>> start

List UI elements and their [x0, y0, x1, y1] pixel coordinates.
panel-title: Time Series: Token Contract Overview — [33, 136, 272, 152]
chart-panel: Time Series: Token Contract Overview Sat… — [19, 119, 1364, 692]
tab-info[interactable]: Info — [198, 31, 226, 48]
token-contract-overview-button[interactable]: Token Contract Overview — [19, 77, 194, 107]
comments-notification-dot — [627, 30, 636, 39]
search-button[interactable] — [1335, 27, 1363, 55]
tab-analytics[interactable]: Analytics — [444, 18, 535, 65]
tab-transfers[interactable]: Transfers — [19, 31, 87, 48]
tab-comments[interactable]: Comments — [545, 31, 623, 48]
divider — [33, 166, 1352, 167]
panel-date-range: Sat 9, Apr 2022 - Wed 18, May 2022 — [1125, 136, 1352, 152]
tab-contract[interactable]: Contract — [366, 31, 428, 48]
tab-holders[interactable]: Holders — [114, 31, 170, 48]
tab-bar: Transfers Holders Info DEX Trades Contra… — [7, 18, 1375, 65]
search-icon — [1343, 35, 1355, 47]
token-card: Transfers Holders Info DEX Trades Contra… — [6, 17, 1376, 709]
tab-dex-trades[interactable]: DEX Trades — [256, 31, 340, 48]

>> end

(EXERCISE) Replace "Token Contract Overview" with "Token Activity Overview" wherever it appears in the records and leave everything else unchanged.

(WRITTEN SOLUTION)
List UI elements and their [x0, y0, x1, y1] pixel coordinates.
panel-title: Time Series: Token Activity Overview — [33, 136, 272, 152]
chart-panel: Time Series: Token Activity Overview Sat… — [19, 119, 1364, 692]
tab-info[interactable]: Info — [198, 31, 226, 48]
token-contract-overview-button[interactable]: Token Activity Overview — [19, 77, 194, 107]
comments-notification-dot — [627, 30, 636, 39]
search-button[interactable] — [1335, 27, 1363, 55]
tab-analytics[interactable]: Analytics — [444, 18, 535, 65]
tab-transfers[interactable]: Transfers — [19, 31, 87, 48]
tab-comments[interactable]: Comments — [545, 31, 623, 48]
divider — [33, 166, 1352, 167]
panel-date-range: Sat 9, Apr 2022 - Wed 18, May 2022 — [1125, 136, 1352, 152]
tab-contract[interactable]: Contract — [366, 31, 428, 48]
tab-holders[interactable]: Holders — [114, 31, 170, 48]
tab-bar: Transfers Holders Info DEX Trades Contra… — [7, 18, 1375, 65]
search-icon — [1343, 35, 1355, 47]
token-card: Transfers Holders Info DEX Trades Contra… — [6, 17, 1376, 709]
tab-dex-trades[interactable]: DEX Trades — [256, 31, 340, 48]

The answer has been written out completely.